> _Task to carry out_
Write out exactly, with no other output, the lines below from the one that contains "What does this" through the end.

[Records from a data collection]

++++++++++

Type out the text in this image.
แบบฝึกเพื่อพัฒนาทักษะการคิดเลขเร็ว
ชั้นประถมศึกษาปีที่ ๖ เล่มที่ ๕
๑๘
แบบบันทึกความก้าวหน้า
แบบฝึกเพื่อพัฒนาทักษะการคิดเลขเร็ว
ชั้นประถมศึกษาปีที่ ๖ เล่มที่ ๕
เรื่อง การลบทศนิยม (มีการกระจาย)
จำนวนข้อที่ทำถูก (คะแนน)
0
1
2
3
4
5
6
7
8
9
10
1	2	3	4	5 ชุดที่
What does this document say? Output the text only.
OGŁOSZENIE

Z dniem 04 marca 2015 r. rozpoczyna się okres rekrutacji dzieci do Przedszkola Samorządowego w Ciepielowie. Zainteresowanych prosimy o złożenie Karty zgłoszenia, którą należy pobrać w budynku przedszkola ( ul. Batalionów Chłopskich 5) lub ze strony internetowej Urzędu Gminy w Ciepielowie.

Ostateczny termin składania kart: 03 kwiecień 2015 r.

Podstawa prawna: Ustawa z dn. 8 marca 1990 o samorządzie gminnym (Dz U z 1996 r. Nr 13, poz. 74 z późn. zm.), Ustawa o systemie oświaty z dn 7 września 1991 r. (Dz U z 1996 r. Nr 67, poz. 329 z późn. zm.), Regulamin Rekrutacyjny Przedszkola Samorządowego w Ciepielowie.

++++++++++

> _Written reply_
What does this document say? Output the text only.
OGŁOSZENIE

Z dniem 04 marca 2015 r. rozpoczyna się okres rekrutacji dzieci do Przedszkola Samorządowego w Ciepielowie. Zainteresowanych prosimy o złożenie Karty zgłoszenia, którą należy pobrać w budynku przedszkola ( ul. Batalionów Chłopskich 5) lub ze strony internetowej Urzędu Gminy w Ciepielowie.

Ostateczny termin składania kart: 03 kwiecień 2015 r.

Podstawa prawna: Ustawa z dn. 8 marca 1990 o samorządzie gminnym (Dz U z 1996 r. Nr 13, poz. 74 z późn. zm.), Ustawa o systemie oświaty z dn 7 września 1991 r. (Dz U z 1996 r. Nr 67, poz. 329 z późn. zm.), Regulamin Rekrutacyjny Przedszkola Samorządowego w Ciepielowie.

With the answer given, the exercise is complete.